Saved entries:

==========

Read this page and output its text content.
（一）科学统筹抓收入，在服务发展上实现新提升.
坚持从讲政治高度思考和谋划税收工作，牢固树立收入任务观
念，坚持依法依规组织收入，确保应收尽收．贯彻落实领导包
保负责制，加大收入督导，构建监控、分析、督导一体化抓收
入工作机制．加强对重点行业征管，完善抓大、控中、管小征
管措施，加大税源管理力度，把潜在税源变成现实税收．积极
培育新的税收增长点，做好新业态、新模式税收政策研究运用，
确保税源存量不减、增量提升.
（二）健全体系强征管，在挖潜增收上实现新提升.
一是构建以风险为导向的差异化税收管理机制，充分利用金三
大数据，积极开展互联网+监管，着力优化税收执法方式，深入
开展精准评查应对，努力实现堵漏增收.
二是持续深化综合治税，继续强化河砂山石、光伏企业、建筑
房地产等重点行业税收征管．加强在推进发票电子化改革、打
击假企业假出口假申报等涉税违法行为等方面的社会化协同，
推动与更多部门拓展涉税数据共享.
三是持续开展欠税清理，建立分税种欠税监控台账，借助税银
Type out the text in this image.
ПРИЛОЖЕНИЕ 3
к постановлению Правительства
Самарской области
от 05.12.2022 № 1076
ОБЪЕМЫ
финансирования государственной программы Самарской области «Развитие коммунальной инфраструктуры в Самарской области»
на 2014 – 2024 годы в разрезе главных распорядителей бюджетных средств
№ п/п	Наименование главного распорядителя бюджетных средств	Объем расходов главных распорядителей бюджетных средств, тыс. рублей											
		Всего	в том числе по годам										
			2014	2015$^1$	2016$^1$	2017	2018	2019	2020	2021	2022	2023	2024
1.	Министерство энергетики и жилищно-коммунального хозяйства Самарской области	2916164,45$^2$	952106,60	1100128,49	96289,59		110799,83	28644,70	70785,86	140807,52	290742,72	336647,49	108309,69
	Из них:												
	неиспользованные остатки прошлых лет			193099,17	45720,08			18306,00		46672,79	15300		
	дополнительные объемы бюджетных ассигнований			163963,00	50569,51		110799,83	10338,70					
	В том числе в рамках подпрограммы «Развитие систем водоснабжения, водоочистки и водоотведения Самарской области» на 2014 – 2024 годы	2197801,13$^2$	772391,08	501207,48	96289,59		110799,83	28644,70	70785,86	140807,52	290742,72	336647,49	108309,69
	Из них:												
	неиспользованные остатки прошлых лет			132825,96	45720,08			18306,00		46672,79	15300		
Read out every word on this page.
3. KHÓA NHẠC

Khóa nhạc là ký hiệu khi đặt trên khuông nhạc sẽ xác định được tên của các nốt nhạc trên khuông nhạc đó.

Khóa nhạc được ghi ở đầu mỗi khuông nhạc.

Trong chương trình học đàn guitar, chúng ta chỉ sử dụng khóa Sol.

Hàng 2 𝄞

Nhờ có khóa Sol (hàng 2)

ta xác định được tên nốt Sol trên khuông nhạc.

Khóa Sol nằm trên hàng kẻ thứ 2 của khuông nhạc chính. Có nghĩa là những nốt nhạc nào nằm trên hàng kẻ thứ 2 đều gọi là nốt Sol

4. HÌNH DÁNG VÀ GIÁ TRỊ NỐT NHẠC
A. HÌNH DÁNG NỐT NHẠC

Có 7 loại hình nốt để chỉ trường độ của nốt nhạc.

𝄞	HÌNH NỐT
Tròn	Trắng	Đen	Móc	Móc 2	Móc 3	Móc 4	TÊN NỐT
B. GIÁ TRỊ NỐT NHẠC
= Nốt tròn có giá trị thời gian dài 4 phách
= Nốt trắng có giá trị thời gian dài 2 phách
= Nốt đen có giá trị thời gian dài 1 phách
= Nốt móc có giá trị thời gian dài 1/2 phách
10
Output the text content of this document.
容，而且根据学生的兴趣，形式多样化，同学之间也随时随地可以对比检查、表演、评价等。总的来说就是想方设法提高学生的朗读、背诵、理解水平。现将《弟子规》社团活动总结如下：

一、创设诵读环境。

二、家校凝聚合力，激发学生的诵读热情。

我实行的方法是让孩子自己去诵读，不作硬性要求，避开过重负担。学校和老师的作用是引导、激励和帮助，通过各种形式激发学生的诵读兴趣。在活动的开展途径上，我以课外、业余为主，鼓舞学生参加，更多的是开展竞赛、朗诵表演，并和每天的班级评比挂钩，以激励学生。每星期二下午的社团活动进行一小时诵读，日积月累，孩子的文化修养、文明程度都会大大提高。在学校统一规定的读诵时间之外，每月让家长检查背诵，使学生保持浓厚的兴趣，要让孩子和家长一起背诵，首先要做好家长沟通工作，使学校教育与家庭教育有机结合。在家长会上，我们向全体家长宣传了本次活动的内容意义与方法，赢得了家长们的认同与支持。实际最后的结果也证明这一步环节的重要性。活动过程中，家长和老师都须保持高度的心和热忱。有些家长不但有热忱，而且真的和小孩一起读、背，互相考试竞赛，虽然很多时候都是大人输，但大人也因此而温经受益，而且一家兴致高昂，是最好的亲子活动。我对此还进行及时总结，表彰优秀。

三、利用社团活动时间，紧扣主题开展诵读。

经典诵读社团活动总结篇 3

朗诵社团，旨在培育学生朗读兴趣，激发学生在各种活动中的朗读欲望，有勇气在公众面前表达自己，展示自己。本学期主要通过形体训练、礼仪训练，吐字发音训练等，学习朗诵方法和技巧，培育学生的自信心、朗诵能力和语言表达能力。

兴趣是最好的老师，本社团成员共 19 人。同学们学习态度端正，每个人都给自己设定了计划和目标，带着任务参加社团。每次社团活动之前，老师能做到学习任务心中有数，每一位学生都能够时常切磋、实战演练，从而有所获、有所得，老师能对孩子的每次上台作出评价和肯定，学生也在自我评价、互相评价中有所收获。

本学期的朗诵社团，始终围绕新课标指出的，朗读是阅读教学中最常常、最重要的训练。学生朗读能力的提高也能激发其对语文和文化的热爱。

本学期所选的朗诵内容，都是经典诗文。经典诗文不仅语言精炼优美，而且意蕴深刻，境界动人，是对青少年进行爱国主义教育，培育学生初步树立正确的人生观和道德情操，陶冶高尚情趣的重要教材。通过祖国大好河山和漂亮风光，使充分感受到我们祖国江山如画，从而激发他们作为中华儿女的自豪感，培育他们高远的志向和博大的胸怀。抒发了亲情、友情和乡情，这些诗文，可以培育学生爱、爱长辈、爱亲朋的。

==========

# WORK TO COMPLETE
Retype the records in full. Keep every line identical to the original.

# FULL OUTPUT
Read this page and output its text content.
（一）科学统筹抓收入，在服务发展上实现新提升.
坚持从讲政治高度思考和谋划税收工作，牢固树立收入任务观
念，坚持依法依规组织收入，确保应收尽收．贯彻落实领导包
保负责制，加大收入督导，构建监控、分析、督导一体化抓收
入工作机制．加强对重点行业征管，完善抓大、控中、管小征
管措施，加大税源管理力度，把潜在税源变成现实税收．积极
培育新的税收增长点，做好新业态、新模式税收政策研究运用，
确保税源存量不减、增量提升.
（二）健全体系强征管，在挖潜增收上实现新提升.
一是构建以风险为导向的差异化税收管理机制，充分利用金三
大数据，积极开展互联网+监管，着力优化税收执法方式，深入
开展精准评查应对，努力实现堵漏增收.
二是持续深化综合治税，继续强化河砂山石、光伏企业、建筑
房地产等重点行业税收征管．加强在推进发票电子化改革、打
击假企业假出口假申报等涉税违法行为等方面的社会化协同，
推动与更多部门拓展涉税数据共享.
三是持续开展欠税清理，建立分税种欠税监控台账，借助税银
Type out the text in this image.
ПРИЛОЖЕНИЕ 3
к постановлению Правительства
Самарской области
от 05.12.2022 № 1076
ОБЪЕМЫ
финансирования государственной программы Самарской области «Развитие коммунальной инфраструктуры в Самарской области»
на 2014 – 2024 годы в разрезе главных распорядителей бюджетных средств
№ п/п	Наименование главного распорядителя бюджетных средств	Объем расходов главных распорядителей бюджетных средств, тыс. рублей											
		Всего	в том числе по годам										
			2014	2015$^1$	2016$^1$	2017	2018	2019	2020	2021	2022	2023	2024
1.	Министерство энергетики и жилищно-коммунального хозяйства Самарской области	2916164,45$^2$	952106,60	1100128,49	96289,59		110799,83	28644,70	70785,86	140807,52	290742,72	336647,49	108309,69
	Из них:												
	неиспользованные остатки прошлых лет			193099,17	45720,08			18306,00		46672,79	15300		
	дополнительные объемы бюджетных ассигнований			163963,00	50569,51		110799,83	10338,70					
	В том числе в рамках подпрограммы «Развитие систем водоснабжения, водоочистки и водоотведения Самарской области» на 2014 – 2024 годы	2197801,13$^2$	772391,08	501207,48	96289,59		110799,83	28644,70	70785,86	140807,52	290742,72	336647,49	108309,69
	Из них:												
	неиспользованные остатки прошлых лет			132825,96	45720,08			18306,00		46672,79	15300		
Read out every word on this page.
3. KHÓA NHẠC

Khóa nhạc là ký hiệu khi đặt trên khuông nhạc sẽ xác định được tên của các nốt nhạc trên khuông nhạc đó.

Khóa nhạc được ghi ở đầu mỗi khuông nhạc.

Trong chương trình học đàn guitar, chúng ta chỉ sử dụng khóa Sol.

Hàng 2 𝄞

Nhờ có khóa Sol (hàng 2)

ta xác định được tên nốt Sol trên khuông nhạc.

Khóa Sol nằm trên hàng kẻ thứ 2 của khuông nhạc chính. Có nghĩa là những nốt nhạc nào nằm trên hàng kẻ thứ 2 đều gọi là nốt Sol

4. HÌNH DÁNG VÀ GIÁ TRỊ NỐT NHẠC
A. HÌNH DÁNG NỐT NHẠC

Có 7 loại hình nốt để chỉ trường độ của nốt nhạc.

𝄞	HÌNH NỐT
Tròn	Trắng	Đen	Móc	Móc 2	Móc 3	Móc 4	TÊN NỐT
B. GIÁ TRỊ NỐT NHẠC
= Nốt tròn có giá trị thời gian dài 4 phách
= Nốt trắng có giá trị thời gian dài 2 phách
= Nốt đen có giá trị thời gian dài 1 phách
= Nốt móc có giá trị thời gian dài 1/2 phách
10
Output the text content of this document.
容，而且根据学生的兴趣，形式多样化，同学之间也随时随地可以对比检查、表演、评价等。总的来说就是想方设法提高学生的朗读、背诵、理解水平。现将《弟子规》社团活动总结如下：

一、创设诵读环境。

二、家校凝聚合力，激发学生的诵读热情。

我实行的方法是让孩子自己去诵读，不作硬性要求，避开过重负担。学校和老师的作用是引导、激励和帮助，通过各种形式激发学生的诵读兴趣。在活动的开展途径上，我以课外、业余为主，鼓舞学生参加，更多的是开展竞赛、朗诵表演，并和每天的班级评比挂钩，以激励学生。每星期二下午的社团活动进行一小时诵读，日积月累，孩子的文化修养、文明程度都会大大提高。在学校统一规定的读诵时间之外，每月让家长检查背诵，使学生保持浓厚的兴趣，要让孩子和家长一起背诵，首先要做好家长沟通工作，使学校教育与家庭教育有机结合。在家长会上，我们向全体家长宣传了本次活动的内容意义与方法，赢得了家长们的认同与支持。实际最后的结果也证明这一步环节的重要性。活动过程中，家长和老师都须保持高度的心和热忱。有些家长不但有热忱，而且真的和小孩一起读、背，互相考试竞赛，虽然很多时候都是大人输，但大人也因此而温经受益，而且一家兴致高昂，是最好的亲子活动。我对此还进行及时总结，表彰优秀。

三、利用社团活动时间，紧扣主题开展诵读。

经典诵读社团活动总结篇 3

朗诵社团，旨在培育学生朗读兴趣，激发学生在各种活动中的朗读欲望，有勇气在公众面前表达自己，展示自己。本学期主要通过形体训练、礼仪训练，吐字发音训练等，学习朗诵方法和技巧，培育学生的自信心、朗诵能力和语言表达能力。

兴趣是最好的老师，本社团成员共 19 人。同学们学习态度端正，每个人都给自己设定了计划和目标，带着任务参加社团。每次社团活动之前，老师能做到学习任务心中有数，每一位学生都能够时常切磋、实战演练，从而有所获、有所得，老师能对孩子的每次上台作出评价和肯定，学生也在自我评价、互相评价中有所收获。

本学期的朗诵社团，始终围绕新课标指出的，朗读是阅读教学中最常常、最重要的训练。学生朗读能力的提高也能激发其对语文和文化的热爱。

本学期所选的朗诵内容，都是经典诗文。经典诗文不仅语言精炼优美，而且意蕴深刻，境界动人，是对青少年进行爱国主义教育，培育学生初步树立正确的人生观和道德情操，陶冶高尚情趣的重要教材。通过祖国大好河山和漂亮风光，使充分感受到我们祖国江山如画，从而激发他们作为中华儿女的自豪感，培育他们高远的志向和博大的胸怀。抒发了亲情、友情和乡情，这些诗文，可以培育学生爱、爱长辈、爱亲朋的。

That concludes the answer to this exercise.